## Listing
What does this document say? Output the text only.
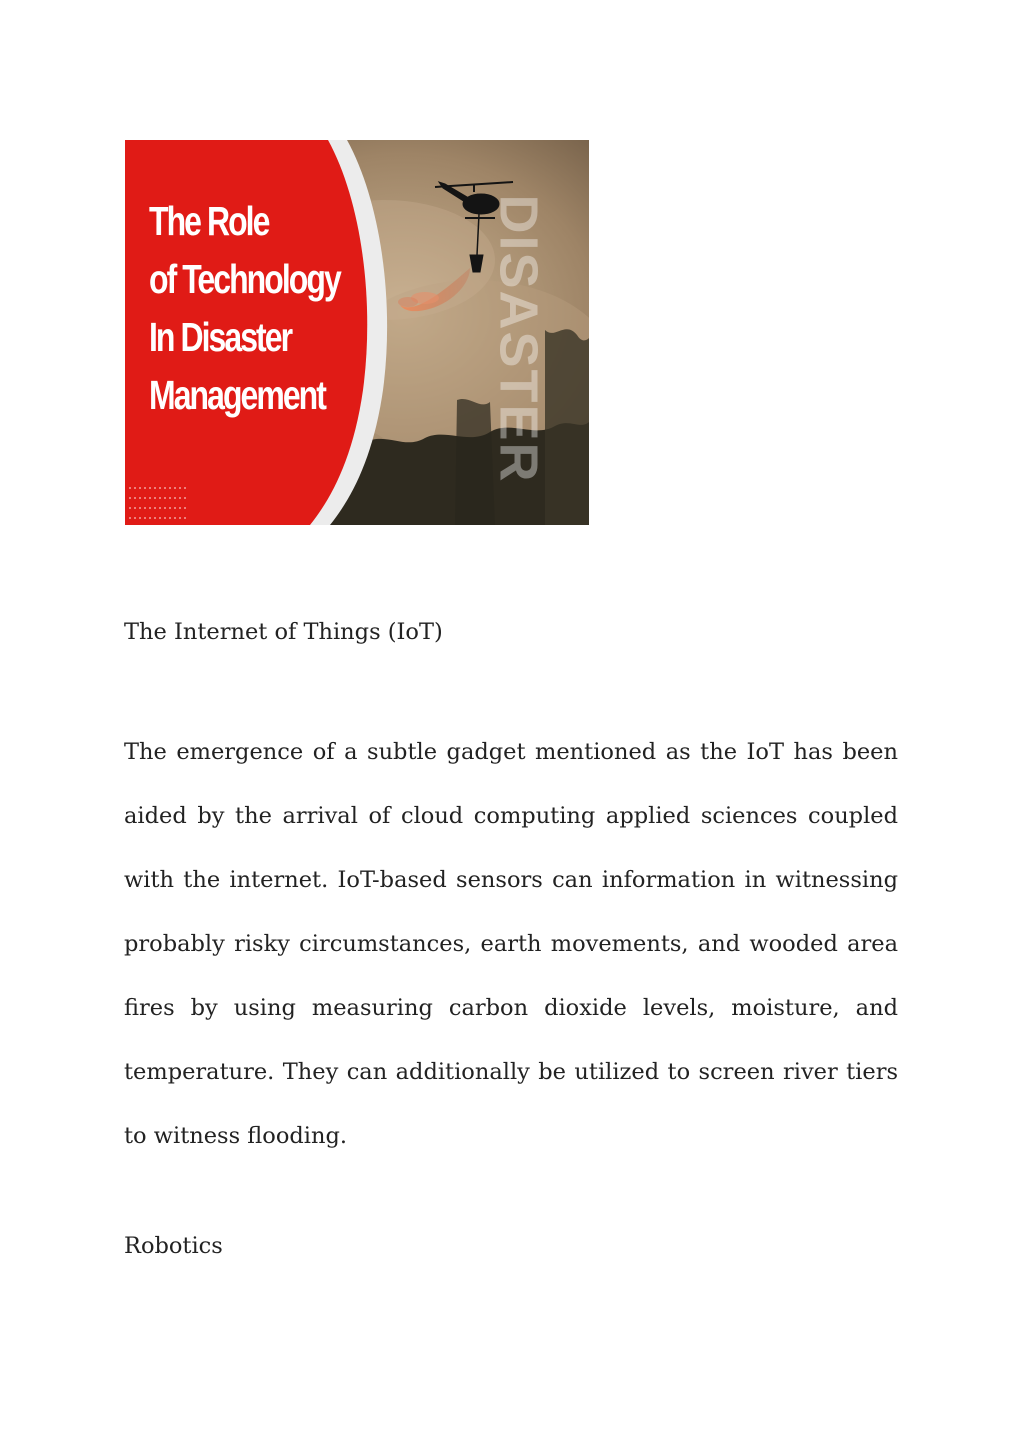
The Role
of Technology
In Disaster
Management	DISASTER
The Internet of Things (IoT)

The emergence of a subtle gadget mentioned as the IoT has been aided by the arrival of cloud computing applied sciences coupled with the internet. IoT-based sensors can information in witnessing probably risky circumstances, earth movements, and wooded area fires by using measuring carbon dioxide levels, moisture, and temperature. They can additionally be utilized to screen river tiers to witness flooding.

Robotics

## Short exercise
Your copy should match the entries exactly, minus the pictures.

## Output for this task
What does this document say? Output the text only.
The Role
of Technology
In Disaster
Management	DISASTER
The Internet of Things (IoT)

The emergence of a subtle gadget mentioned as the IoT has been aided by the arrival of cloud computing applied sciences coupled with the internet. IoT-based sensors can information in witnessing probably risky circumstances, earth movements, and wooded area fires by using measuring carbon dioxide levels, moisture, and temperature. They can additionally be utilized to screen river tiers to witness flooding.

Robotics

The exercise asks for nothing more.